EXERCISE BRIEF
Return all lines where the word "title" can be found.

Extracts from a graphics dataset
* Start *

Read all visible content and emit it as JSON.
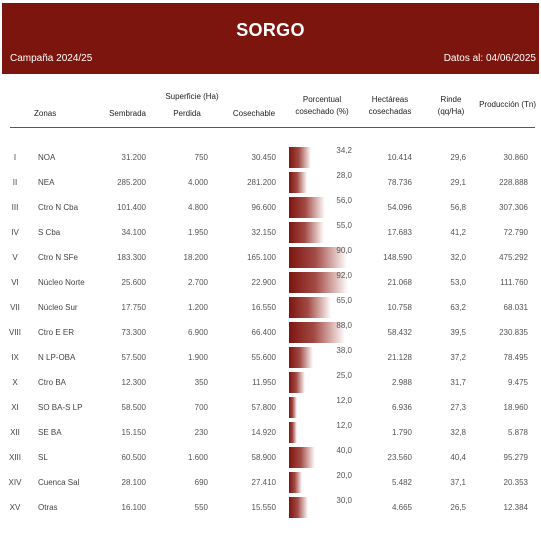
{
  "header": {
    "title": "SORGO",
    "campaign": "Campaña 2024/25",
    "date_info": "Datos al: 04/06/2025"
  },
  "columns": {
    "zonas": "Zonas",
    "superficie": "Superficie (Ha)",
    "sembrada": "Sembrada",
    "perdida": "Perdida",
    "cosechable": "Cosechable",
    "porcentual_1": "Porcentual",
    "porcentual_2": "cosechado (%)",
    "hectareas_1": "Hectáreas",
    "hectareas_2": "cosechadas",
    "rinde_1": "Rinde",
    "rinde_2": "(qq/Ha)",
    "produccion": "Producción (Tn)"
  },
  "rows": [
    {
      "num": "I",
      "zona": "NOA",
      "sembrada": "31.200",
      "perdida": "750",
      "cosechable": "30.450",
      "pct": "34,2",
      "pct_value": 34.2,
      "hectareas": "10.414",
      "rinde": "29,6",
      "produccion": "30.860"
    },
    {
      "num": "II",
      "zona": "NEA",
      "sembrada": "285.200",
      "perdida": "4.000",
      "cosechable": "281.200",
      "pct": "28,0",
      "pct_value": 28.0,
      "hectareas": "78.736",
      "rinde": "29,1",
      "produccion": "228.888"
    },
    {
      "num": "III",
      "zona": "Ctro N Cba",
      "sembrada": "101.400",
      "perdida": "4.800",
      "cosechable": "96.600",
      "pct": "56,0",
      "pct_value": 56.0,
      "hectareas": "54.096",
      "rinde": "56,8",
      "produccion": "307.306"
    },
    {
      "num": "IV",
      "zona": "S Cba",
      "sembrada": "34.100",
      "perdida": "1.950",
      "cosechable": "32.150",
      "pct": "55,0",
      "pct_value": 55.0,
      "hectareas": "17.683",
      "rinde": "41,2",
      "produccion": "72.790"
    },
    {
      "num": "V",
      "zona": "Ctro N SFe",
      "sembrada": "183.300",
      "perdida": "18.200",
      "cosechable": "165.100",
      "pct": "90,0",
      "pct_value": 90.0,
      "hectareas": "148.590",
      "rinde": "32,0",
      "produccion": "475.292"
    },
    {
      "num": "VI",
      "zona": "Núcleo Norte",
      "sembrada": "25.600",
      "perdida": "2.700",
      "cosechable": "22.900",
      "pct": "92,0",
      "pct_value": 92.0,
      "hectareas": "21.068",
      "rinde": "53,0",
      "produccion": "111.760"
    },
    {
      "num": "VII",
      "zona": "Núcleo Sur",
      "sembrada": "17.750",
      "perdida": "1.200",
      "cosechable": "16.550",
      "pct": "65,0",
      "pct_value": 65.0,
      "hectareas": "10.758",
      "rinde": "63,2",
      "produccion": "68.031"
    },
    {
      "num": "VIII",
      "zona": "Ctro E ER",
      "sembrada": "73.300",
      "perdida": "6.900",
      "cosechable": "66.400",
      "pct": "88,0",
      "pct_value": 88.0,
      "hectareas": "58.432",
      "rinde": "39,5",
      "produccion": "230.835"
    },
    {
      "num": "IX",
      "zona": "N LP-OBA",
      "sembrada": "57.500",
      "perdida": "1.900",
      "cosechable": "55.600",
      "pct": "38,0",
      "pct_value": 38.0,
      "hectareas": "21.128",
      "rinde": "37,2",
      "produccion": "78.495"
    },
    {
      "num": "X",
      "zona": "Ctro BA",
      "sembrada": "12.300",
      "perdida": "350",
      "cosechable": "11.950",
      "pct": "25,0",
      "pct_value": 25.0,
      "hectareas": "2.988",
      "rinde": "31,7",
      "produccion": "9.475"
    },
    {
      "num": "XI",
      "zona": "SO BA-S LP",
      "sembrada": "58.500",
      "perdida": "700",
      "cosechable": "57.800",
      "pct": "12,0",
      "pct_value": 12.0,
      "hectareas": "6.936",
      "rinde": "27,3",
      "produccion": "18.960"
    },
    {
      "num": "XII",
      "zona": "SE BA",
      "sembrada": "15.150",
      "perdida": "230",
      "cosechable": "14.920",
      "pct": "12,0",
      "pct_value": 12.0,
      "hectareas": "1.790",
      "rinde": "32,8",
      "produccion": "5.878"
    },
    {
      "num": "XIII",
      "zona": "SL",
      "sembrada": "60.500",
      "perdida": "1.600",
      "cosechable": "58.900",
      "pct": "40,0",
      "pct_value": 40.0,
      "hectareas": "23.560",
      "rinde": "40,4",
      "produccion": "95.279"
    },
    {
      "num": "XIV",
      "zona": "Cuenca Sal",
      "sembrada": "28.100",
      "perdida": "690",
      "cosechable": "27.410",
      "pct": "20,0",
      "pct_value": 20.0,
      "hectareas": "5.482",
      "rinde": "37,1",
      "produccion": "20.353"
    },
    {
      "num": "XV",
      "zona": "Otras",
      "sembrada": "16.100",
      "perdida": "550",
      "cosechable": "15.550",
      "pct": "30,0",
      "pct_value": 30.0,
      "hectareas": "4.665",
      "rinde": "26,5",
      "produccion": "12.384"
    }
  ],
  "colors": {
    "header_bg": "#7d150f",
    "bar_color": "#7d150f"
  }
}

* End *
* Start *

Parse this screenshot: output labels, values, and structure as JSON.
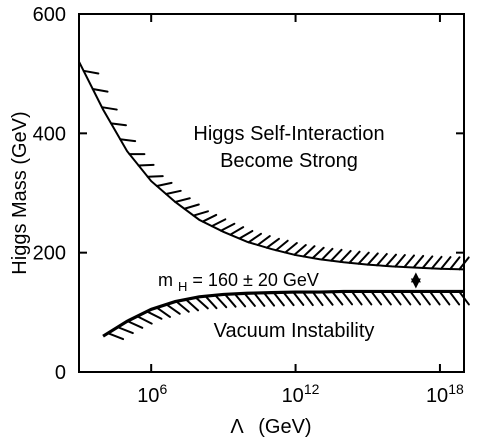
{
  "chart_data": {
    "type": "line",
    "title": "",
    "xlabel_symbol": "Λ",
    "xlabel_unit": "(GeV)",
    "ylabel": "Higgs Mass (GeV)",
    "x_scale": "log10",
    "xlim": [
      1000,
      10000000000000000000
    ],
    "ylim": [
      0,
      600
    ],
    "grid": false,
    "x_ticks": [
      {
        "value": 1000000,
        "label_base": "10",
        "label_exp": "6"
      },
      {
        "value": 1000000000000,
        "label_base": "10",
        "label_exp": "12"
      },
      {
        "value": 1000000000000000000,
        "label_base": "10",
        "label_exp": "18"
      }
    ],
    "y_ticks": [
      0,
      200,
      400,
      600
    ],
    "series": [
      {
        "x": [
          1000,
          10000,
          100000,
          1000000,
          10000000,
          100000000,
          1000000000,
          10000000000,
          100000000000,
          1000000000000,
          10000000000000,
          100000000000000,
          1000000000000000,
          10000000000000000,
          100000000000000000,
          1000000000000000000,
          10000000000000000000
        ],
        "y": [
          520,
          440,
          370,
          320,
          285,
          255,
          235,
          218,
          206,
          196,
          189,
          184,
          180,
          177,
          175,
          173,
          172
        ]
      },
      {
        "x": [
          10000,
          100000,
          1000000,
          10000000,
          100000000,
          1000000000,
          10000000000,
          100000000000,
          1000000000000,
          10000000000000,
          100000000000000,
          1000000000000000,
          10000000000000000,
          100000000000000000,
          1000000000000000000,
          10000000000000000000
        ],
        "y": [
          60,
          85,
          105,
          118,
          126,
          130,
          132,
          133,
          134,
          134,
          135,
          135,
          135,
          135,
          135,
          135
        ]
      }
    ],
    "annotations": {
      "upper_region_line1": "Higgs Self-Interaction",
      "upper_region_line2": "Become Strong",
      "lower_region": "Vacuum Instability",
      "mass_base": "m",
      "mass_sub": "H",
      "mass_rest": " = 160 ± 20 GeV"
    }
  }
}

* End *
* Start *

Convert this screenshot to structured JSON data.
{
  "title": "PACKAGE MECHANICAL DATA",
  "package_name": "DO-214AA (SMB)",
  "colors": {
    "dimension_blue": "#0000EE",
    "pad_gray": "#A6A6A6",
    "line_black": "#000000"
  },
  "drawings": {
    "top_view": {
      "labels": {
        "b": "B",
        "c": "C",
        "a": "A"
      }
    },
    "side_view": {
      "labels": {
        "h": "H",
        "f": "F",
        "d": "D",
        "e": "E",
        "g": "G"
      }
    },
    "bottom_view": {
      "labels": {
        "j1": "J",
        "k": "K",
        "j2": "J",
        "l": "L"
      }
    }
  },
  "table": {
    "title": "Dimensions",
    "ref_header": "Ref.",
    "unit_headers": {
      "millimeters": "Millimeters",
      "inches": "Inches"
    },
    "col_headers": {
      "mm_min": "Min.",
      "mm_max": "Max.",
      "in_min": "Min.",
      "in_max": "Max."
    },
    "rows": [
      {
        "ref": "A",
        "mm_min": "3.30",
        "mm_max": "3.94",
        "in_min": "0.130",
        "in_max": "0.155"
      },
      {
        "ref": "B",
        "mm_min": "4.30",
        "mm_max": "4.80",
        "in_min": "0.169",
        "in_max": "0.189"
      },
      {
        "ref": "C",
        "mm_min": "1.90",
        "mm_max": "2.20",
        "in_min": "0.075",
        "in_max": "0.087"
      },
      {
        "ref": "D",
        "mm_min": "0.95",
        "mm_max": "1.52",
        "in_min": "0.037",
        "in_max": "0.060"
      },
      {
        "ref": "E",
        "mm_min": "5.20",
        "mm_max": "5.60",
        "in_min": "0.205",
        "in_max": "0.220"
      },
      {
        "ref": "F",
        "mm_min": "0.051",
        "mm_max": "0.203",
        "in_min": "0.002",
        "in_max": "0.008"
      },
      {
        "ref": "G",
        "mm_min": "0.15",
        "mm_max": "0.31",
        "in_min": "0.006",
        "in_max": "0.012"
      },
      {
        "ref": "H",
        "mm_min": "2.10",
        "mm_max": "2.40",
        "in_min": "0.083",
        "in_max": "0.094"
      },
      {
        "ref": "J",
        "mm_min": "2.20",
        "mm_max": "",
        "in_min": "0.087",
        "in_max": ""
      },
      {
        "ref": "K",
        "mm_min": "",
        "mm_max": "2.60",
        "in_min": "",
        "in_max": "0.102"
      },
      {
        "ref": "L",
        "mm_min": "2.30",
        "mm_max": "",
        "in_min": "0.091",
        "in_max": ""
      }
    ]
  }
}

* End *

CORRECT OUTPUT
    "title": "SORGO",
    "title": "",
  "title": "PACKAGE MECHANICAL DATA",
    "title": "Dimensions",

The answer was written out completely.